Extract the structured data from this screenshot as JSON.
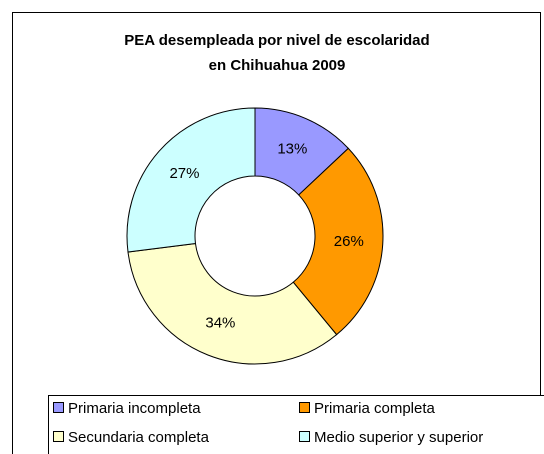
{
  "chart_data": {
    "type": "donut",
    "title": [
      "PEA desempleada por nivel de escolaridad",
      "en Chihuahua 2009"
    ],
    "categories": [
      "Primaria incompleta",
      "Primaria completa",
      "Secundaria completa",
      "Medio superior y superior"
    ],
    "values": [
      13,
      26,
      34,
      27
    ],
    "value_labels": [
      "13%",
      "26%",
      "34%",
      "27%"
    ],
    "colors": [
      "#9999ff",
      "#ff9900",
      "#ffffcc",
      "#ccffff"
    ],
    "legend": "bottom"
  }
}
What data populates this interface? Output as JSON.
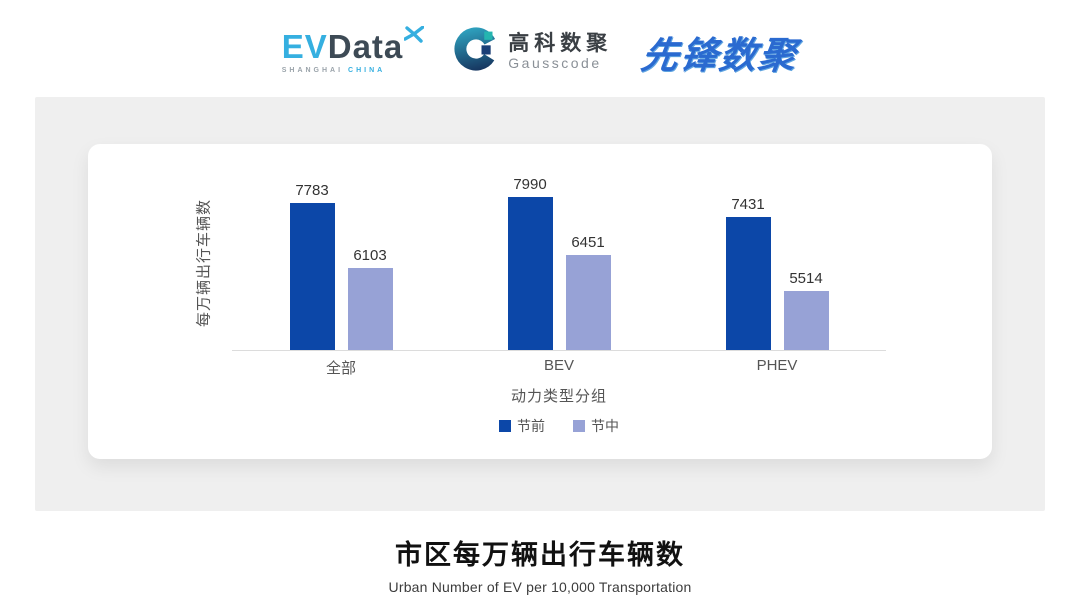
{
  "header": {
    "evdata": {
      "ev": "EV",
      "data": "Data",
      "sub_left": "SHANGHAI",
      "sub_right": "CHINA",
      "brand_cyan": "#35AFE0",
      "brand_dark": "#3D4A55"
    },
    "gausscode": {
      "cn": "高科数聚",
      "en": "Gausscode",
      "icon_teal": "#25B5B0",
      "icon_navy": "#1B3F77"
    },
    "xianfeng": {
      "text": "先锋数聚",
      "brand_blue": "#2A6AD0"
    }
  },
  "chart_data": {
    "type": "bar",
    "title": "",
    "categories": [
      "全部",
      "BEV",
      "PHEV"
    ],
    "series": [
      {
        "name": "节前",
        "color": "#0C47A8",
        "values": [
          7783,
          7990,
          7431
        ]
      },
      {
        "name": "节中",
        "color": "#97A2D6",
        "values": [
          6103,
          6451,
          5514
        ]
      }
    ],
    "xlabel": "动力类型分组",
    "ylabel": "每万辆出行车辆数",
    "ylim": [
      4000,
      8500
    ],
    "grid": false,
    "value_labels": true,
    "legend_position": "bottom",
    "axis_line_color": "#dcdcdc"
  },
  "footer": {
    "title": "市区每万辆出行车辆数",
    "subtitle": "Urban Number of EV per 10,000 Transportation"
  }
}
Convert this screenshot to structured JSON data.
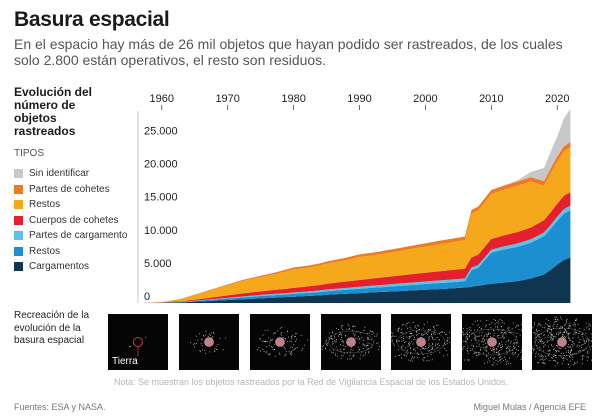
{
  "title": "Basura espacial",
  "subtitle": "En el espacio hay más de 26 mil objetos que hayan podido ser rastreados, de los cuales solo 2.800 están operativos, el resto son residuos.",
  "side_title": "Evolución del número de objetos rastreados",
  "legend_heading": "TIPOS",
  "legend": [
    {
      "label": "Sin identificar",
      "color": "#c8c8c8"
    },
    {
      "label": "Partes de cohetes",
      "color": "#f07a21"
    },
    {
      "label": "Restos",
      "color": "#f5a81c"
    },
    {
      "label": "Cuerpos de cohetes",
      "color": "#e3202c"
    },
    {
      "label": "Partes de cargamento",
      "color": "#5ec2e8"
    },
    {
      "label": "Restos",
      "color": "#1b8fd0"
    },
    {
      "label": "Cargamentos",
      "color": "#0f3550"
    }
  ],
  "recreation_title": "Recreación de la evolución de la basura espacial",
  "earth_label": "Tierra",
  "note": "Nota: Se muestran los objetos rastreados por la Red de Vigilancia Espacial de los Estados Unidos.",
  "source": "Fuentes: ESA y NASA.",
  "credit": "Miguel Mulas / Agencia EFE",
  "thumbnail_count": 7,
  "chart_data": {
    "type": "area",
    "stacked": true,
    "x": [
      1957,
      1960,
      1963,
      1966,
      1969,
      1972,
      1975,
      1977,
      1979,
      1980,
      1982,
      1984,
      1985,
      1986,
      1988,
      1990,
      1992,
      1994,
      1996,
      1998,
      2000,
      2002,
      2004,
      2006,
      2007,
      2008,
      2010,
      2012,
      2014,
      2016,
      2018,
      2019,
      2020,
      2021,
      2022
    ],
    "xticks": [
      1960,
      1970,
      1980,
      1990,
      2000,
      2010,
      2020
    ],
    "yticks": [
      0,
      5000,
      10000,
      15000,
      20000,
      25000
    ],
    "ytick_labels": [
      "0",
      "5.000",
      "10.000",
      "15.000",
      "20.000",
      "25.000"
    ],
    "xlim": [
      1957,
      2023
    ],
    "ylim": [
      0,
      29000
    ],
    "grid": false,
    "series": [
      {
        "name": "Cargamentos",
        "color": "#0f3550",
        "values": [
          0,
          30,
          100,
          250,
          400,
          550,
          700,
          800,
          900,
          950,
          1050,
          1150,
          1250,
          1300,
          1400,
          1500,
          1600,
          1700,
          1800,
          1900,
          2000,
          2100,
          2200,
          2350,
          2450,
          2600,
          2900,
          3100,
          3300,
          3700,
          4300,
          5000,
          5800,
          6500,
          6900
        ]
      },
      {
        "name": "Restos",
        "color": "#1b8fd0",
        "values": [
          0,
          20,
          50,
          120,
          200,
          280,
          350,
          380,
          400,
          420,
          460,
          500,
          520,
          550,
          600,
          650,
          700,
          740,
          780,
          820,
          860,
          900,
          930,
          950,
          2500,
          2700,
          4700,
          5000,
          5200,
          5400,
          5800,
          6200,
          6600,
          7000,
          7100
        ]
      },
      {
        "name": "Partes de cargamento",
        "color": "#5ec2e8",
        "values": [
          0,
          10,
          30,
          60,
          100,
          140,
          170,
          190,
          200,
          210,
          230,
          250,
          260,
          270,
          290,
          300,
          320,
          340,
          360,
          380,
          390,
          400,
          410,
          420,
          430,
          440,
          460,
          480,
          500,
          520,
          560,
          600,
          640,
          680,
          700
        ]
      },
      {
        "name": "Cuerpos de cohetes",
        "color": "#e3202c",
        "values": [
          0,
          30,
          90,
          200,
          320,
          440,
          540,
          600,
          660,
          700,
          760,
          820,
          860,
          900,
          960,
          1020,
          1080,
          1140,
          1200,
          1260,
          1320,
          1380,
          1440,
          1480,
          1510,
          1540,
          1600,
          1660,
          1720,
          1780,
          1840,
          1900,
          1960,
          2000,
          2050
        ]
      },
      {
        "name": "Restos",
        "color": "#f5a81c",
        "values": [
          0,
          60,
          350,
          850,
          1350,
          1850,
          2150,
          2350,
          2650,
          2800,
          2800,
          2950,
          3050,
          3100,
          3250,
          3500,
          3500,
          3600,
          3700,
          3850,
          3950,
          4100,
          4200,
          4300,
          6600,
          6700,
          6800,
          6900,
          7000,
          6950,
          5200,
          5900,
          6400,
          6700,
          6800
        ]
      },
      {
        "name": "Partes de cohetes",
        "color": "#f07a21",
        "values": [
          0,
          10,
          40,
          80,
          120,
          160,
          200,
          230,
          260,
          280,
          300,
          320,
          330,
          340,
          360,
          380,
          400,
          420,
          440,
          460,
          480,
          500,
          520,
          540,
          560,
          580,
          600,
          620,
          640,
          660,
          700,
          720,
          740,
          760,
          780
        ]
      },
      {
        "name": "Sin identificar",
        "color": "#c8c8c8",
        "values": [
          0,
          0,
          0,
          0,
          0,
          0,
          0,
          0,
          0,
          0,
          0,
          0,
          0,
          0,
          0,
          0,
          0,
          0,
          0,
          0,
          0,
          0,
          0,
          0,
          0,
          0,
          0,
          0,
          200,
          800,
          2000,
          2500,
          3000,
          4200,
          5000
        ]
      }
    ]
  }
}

◆ ◆ ◆

What this task involves: Using the listing above, work out how many of its lines include "Partes", and give only the result.

Reply to the exercise: 4